Fragmento para leer
+-------+

EC —Es un punto muy delicado. ¿Qué pasa si en el plebiscito los colombianos rechazan este acuerdo? ¿Cuál es el plan B?

RR —El negociador del gobierno, el señor De la Calle, ha dicho –lo dijo en La Habana la semana pasada– explícitamente que si saliera el no, no habría espacio para renegociar. Por otro lado, los sectores que apoyan el no, en particular el expresidente Uribe, que es la figura más visible de esta tendencia, ha dicho que el no abriría las puertas a una renegociación. Es evidente que no está claro, es una incertidumbre con la cual vamos a tener que lidiar.

EC —Da la impresión de que se está jugando a todo o nada. El gobierno en particular está jugado a que la respuesta sea , a que la población apruebe el acuerdo. Y si la respuesta es no, no se sabe qué pasa, se cae todo. ¿Qué puede pasar? ¿Al día siguiente pueden regresar las hostilidades, puede volver el enfrentamiento armado? ¿Qué pasa con las propias estructuras de la guerrilla, que van a estar flexibilizándose?

+-------+

Tarea
Reproduce sin cambios el pasaje de la entrevista sobre el plebiscito que va desde "EC —Es un punto" hasta "tener que lidiar.", ambos incluidos.

+-------+

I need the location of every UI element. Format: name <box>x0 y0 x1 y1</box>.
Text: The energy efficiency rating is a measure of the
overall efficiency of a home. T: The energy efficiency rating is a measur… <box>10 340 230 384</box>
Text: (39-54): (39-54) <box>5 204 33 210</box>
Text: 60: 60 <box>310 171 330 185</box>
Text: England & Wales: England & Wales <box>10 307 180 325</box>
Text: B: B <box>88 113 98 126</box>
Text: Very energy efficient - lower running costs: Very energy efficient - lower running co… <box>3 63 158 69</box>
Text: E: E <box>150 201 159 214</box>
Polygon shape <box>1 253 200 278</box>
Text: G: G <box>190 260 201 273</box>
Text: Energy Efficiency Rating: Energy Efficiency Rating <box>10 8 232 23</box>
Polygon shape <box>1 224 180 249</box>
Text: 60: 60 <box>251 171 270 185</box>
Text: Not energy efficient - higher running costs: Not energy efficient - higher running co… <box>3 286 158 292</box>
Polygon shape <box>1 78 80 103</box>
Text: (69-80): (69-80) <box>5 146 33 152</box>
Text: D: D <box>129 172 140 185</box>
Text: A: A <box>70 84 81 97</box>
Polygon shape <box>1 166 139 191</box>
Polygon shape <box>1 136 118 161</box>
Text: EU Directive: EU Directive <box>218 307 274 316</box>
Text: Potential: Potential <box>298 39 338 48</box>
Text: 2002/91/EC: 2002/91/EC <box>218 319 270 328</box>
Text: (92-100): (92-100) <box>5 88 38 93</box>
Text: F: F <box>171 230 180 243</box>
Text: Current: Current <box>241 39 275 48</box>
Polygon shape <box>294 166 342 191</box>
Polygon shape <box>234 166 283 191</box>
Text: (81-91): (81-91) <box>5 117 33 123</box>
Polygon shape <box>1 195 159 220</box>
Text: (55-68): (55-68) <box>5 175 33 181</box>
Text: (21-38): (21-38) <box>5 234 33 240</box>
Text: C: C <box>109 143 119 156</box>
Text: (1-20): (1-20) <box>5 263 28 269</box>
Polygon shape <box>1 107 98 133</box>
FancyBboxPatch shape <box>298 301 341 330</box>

+-------+

Respuesta
EC —Es un punto muy delicado. ¿Qué pasa si en el plebiscito los colombianos rechazan este acuerdo? ¿Cuál es el plan B?

RR —El negociador del gobierno, el señor De la Calle, ha dicho –lo dijo en La Habana la semana pasada– explícitamente que si saliera el no, no habría espacio para renegociar. Por otro lado, los sectores que apoyan el no, en particular el expresidente Uribe, que es la figura más visible de esta tendencia, ha dicho que el no abriría las puertas a una renegociación. Es evidente que no está claro, es una incertidumbre con la cual vamos a tener que lidiar.